▸ **Given problem**
The records that follow are to be repeated without alteration.

▸ **Working data**

=====

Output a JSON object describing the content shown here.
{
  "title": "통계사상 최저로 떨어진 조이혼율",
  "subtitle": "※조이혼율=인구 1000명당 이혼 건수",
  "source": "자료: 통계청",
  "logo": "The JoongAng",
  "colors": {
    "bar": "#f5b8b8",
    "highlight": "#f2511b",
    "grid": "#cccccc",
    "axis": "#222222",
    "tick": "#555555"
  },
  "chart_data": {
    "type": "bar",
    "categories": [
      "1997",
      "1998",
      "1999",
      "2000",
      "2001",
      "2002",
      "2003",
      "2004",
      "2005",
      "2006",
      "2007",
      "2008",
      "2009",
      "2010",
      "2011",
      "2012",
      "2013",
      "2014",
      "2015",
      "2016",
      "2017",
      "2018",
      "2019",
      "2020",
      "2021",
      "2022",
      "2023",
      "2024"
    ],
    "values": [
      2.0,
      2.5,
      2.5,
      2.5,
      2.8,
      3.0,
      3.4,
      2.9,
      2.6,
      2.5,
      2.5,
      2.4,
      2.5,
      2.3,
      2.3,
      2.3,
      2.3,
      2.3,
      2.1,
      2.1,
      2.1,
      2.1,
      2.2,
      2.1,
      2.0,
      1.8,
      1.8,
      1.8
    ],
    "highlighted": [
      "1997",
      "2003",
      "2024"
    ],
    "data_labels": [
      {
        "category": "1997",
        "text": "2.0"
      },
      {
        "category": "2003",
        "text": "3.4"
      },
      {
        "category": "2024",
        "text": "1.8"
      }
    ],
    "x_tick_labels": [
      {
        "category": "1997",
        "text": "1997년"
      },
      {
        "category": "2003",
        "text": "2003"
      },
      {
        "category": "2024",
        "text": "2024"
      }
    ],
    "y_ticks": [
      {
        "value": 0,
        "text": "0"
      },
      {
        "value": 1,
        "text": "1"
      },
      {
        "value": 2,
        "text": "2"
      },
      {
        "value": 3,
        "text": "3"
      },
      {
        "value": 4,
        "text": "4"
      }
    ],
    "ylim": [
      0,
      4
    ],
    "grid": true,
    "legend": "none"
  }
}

=====

▸ **Reply**
Output a JSON object describing the content shown here.
{
  "title": "통계사상 최저로 떨어진 조이혼율",
  "subtitle": "※조이혼율=인구 1000명당 이혼 건수",
  "source": "자료: 통계청",
  "logo": "The JoongAng",
  "colors": {
    "bar": "#f5b8b8",
    "highlight": "#f2511b",
    "grid": "#cccccc",
    "axis": "#222222",
    "tick": "#555555"
  },
  "chart_data": {
    "type": "bar",
    "categories": [
      "1997",
      "1998",
      "1999",
      "2000",
      "2001",
      "2002",
      "2003",
      "2004",
      "2005",
      "2006",
      "2007",
      "2008",
      "2009",
      "2010",
      "2011",
      "2012",
      "2013",
      "2014",
      "2015",
      "2016",
      "2017",
      "2018",
      "2019",
      "2020",
      "2021",
      "2022",
      "2023",
      "2024"
    ],
    "values": [
      2.0,
      2.5,
      2.5,
      2.5,
      2.8,
      3.0,
      3.4,
      2.9,
      2.6,
      2.5,
      2.5,
      2.4,
      2.5,
      2.3,
      2.3,
      2.3,
      2.3,
      2.3,
      2.1,
      2.1,
      2.1,
      2.1,
      2.2,
      2.1,
      2.0,
      1.8,
      1.8,
      1.8
    ],
    "highlighted": [
      "1997",
      "2003",
      "2024"
    ],
    "data_labels": [
      {
        "category": "1997",
        "text": "2.0"
      },
      {
        "category": "2003",
        "text": "3.4"
      },
      {
        "category": "2024",
        "text": "1.8"
      }
    ],
    "x_tick_labels": [
      {
        "category": "1997",
        "text": "1997년"
      },
      {
        "category": "2003",
        "text": "2003"
      },
      {
        "category": "2024",
        "text": "2024"
      }
    ],
    "y_ticks": [
      {
        "value": 0,
        "text": "0"
      },
      {
        "value": 1,
        "text": "1"
      },
      {
        "value": 2,
        "text": "2"
      },
      {
        "value": 3,
        "text": "3"
      },
      {
        "value": 4,
        "text": "4"
      }
    ],
    "ylim": [
      0,
      4
    ],
    "grid": true,
    "legend": "none"
  }
}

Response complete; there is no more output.